Task instructions ->
Reproduce the listing below in full and without alteration, apart from its pictures.
===== Data shown =====
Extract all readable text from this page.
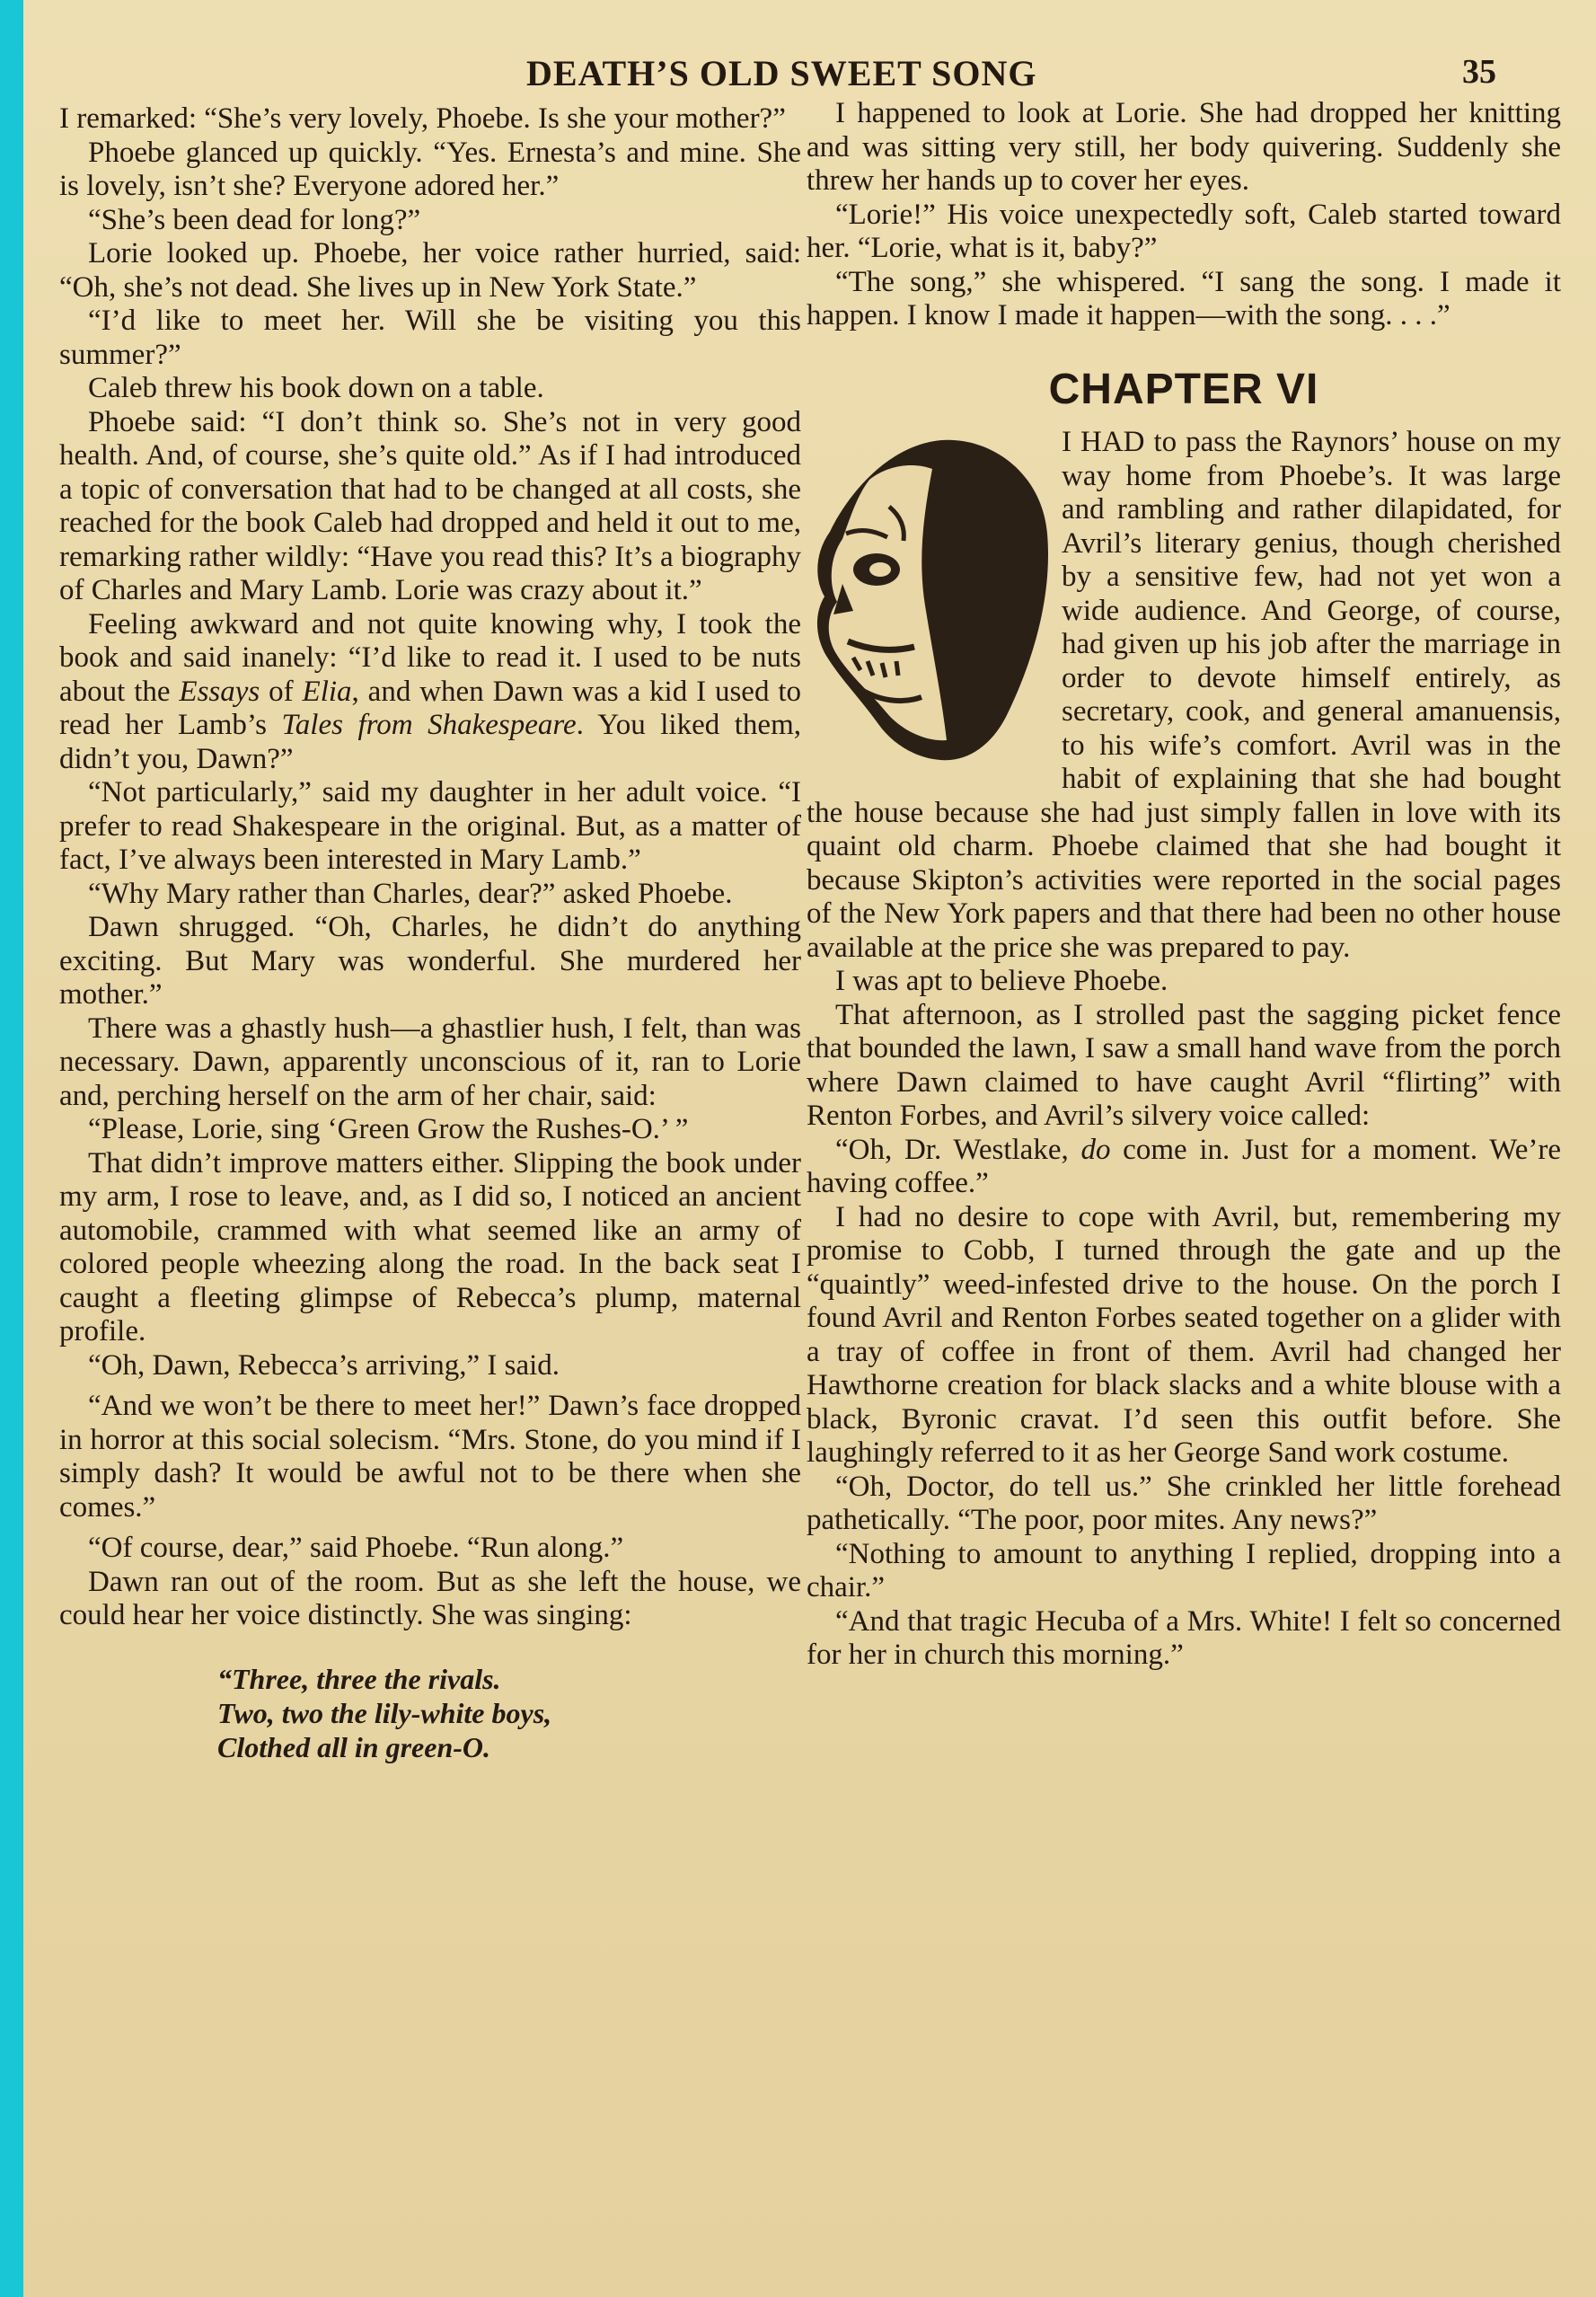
DEATH’S OLD SWEET SONG	35

I remarked: “She’s very lovely, Phoebe. Is she your mother?”

Phoebe glanced up quickly. “Yes. Ernesta’s and mine. She is lovely, isn’t she? Everyone adored her.”

“She’s been dead for long?”

Lorie looked up. Phoebe, her voice rather hurried, said: “Oh, she’s not dead. She lives up in New York State.”

“I’d like to meet her. Will she be visiting you this summer?”

Caleb threw his book down on a table.

Phoebe said: “I don’t think so. She’s not in very good health. And, of course, she’s quite old.” As if I had introduced a topic of conversation that had to be changed at all costs, she reached for the book Caleb had dropped and held it out to me, remarking rather wildly: “Have you read this? It’s a biography of Charles and Mary Lamb. Lorie was crazy about it.”

Feeling awkward and not quite knowing why, I took the book and said inanely: “I’d like to read it. I used to be nuts about the Essays of Elia, and when Dawn was a kid I used to read her Lamb’s Tales from Shakespeare. You liked them, didn’t you, Dawn?”

“Not particularly,” said my daughter in her adult voice. “I prefer to read Shakespeare in the original. But, as a matter of fact, I’ve always been interested in Mary Lamb.”

“Why Mary rather than Charles, dear?” asked Phoebe.

Dawn shrugged. “Oh, Charles, he didn’t do anything exciting. But Mary was wonderful. She murdered her mother.”

There was a ghastly hush—a ghastlier hush, I felt, than was necessary. Dawn, apparently unconscious of it, ran to Lorie and, perching herself on the arm of her chair, said:

“Please, Lorie, sing ‘Green Grow the Rushes-O.’ ”

That didn’t improve matters either. Slipping the book under my arm, I rose to leave, and, as I did so, I noticed an ancient automobile, crammed with what seemed like an army of colored people wheezing along the road. In the back seat I caught a fleeting glimpse of Rebecca’s plump, maternal profile.

“Oh, Dawn, Rebecca’s arriving,” I said.

“And we won’t be there to meet her!” Dawn’s face dropped in horror at this social solecism. “Mrs. Stone, do you mind if I simply dash? It would be awful not to be there when she comes.”

“Of course, dear,” said Phoebe. “Run along.”

Dawn ran out of the room. But as she left the house, we could hear her voice distinctly. She was singing:

“Three, three the rivals.
Two, two the lily-white boys,
Clothed all in green-O.

I happened to look at Lorie. She had dropped her knitting and was sitting very still, her body quivering. Suddenly she threw her hands up to cover her eyes.

“Lorie!” His voice unexpectedly soft, Caleb started toward her. “Lorie, what is it, baby?”

“The song,” she whispered. “I sang the song. I made it happen. I know I made it happen—with the song. . . .”

CHAPTER VI

I HAD to pass the Raynors’ house on my way home from Phoebe’s. It was large and rambling and rather dilapidated, for Avril’s literary genius, though cherished by a sensitive few, had not yet won a wide audience. And George, of course, had given up his job after the marriage in order to devote himself entirely, as secretary, cook, and general amanuensis, to his wife’s comfort. Avril was in the habit of explaining that she had bought the house because she had just simply fallen in love with its quaint old charm. Phoebe claimed that she had bought it because Skipton’s activities were reported in the social pages of the New York papers and that there had been no other house available at the price she was prepared to pay.

I was apt to believe Phoebe.

That afternoon, as I strolled past the sagging picket fence that bounded the lawn, I saw a small hand wave from the porch where Dawn claimed to have caught Avril “flirting” with Renton Forbes, and Avril’s silvery voice called:

“Oh, Dr. Westlake, do come in. Just for a moment. We’re having coffee.”

I had no desire to cope with Avril, but, remembering my promise to Cobb, I turned through the gate and up the “quaintly” weed-infested drive to the house. On the porch I found Avril and Renton Forbes seated together on a glider with a tray of coffee in front of them. Avril had changed her Hawthorne creation for black slacks and a white blouse with a black, Byronic cravat. I’d seen this outfit before. She laughingly referred to it as her George Sand work costume.

“Oh, Doctor, do tell us.” She crinkled her little forehead pathetically. “The poor, poor mites. Any news?”

“Nothing to amount to anything I replied, dropping into a chair.”

“And that tragic Hecuba of a Mrs. White! I felt so concerned for her in church this morning.”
=====
In response ->
Extract all readable text from this page.
DEATH’S OLD SWEET SONG	35

I remarked: “She’s very lovely, Phoebe. Is she your mother?”

Phoebe glanced up quickly. “Yes. Ernesta’s and mine. She is lovely, isn’t she? Everyone adored her.”

“She’s been dead for long?”

Lorie looked up. Phoebe, her voice rather hurried, said: “Oh, she’s not dead. She lives up in New York State.”

“I’d like to meet her. Will she be visiting you this summer?”

Caleb threw his book down on a table.

Phoebe said: “I don’t think so. She’s not in very good health. And, of course, she’s quite old.” As if I had introduced a topic of conversation that had to be changed at all costs, she reached for the book Caleb had dropped and held it out to me, remarking rather wildly: “Have you read this? It’s a biography of Charles and Mary Lamb. Lorie was crazy about it.”

Feeling awkward and not quite knowing why, I took the book and said inanely: “I’d like to read it. I used to be nuts about the Essays of Elia, and when Dawn was a kid I used to read her Lamb’s Tales from Shakespeare. You liked them, didn’t you, Dawn?”

“Not particularly,” said my daughter in her adult voice. “I prefer to read Shakespeare in the original. But, as a matter of fact, I’ve always been interested in Mary Lamb.”

“Why Mary rather than Charles, dear?” asked Phoebe.

Dawn shrugged. “Oh, Charles, he didn’t do anything exciting. But Mary was wonderful. She murdered her mother.”

There was a ghastly hush—a ghastlier hush, I felt, than was necessary. Dawn, apparently unconscious of it, ran to Lorie and, perching herself on the arm of her chair, said:

“Please, Lorie, sing ‘Green Grow the Rushes-O.’ ”

That didn’t improve matters either. Slipping the book under my arm, I rose to leave, and, as I did so, I noticed an ancient automobile, crammed with what seemed like an army of colored people wheezing along the road. In the back seat I caught a fleeting glimpse of Rebecca’s plump, maternal profile.

“Oh, Dawn, Rebecca’s arriving,” I said.

“And we won’t be there to meet her!” Dawn’s face dropped in horror at this social solecism. “Mrs. Stone, do you mind if I simply dash? It would be awful not to be there when she comes.”

“Of course, dear,” said Phoebe. “Run along.”

Dawn ran out of the room. But as she left the house, we could hear her voice distinctly. She was singing:

“Three, three the rivals.
Two, two the lily-white boys,
Clothed all in green-O.

I happened to look at Lorie. She had dropped her knitting and was sitting very still, her body quivering. Suddenly she threw her hands up to cover her eyes.

“Lorie!” His voice unexpectedly soft, Caleb started toward her. “Lorie, what is it, baby?”

“The song,” she whispered. “I sang the song. I made it happen. I know I made it happen—with the song. . . .”

CHAPTER VI

I HAD to pass the Raynors’ house on my way home from Phoebe’s. It was large and rambling and rather dilapidated, for Avril’s literary genius, though cherished by a sensitive few, had not yet won a wide audience. And George, of course, had given up his job after the marriage in order to devote himself entirely, as secretary, cook, and general amanuensis, to his wife’s comfort. Avril was in the habit of explaining that she had bought the house because she had just simply fallen in love with its quaint old charm. Phoebe claimed that she had bought it because Skipton’s activities were reported in the social pages of the New York papers and that there had been no other house available at the price she was prepared to pay.

I was apt to believe Phoebe.

That afternoon, as I strolled past the sagging picket fence that bounded the lawn, I saw a small hand wave from the porch where Dawn claimed to have caught Avril “flirting” with Renton Forbes, and Avril’s silvery voice called:

“Oh, Dr. Westlake, do come in. Just for a moment. We’re having coffee.”

I had no desire to cope with Avril, but, remembering my promise to Cobb, I turned through the gate and up the “quaintly” weed-infested drive to the house. On the porch I found Avril and Renton Forbes seated together on a glider with a tray of coffee in front of them. Avril had changed her Hawthorne creation for black slacks and a white blouse with a black, Byronic cravat. I’d seen this outfit before. She laughingly referred to it as her George Sand work costume.

“Oh, Doctor, do tell us.” She crinkled her little forehead pathetically. “The poor, poor mites. Any news?”

“Nothing to amount to anything I replied, dropping into a chair.”

“And that tragic Hecuba of a Mrs. White! I felt so concerned for her in church this morning.”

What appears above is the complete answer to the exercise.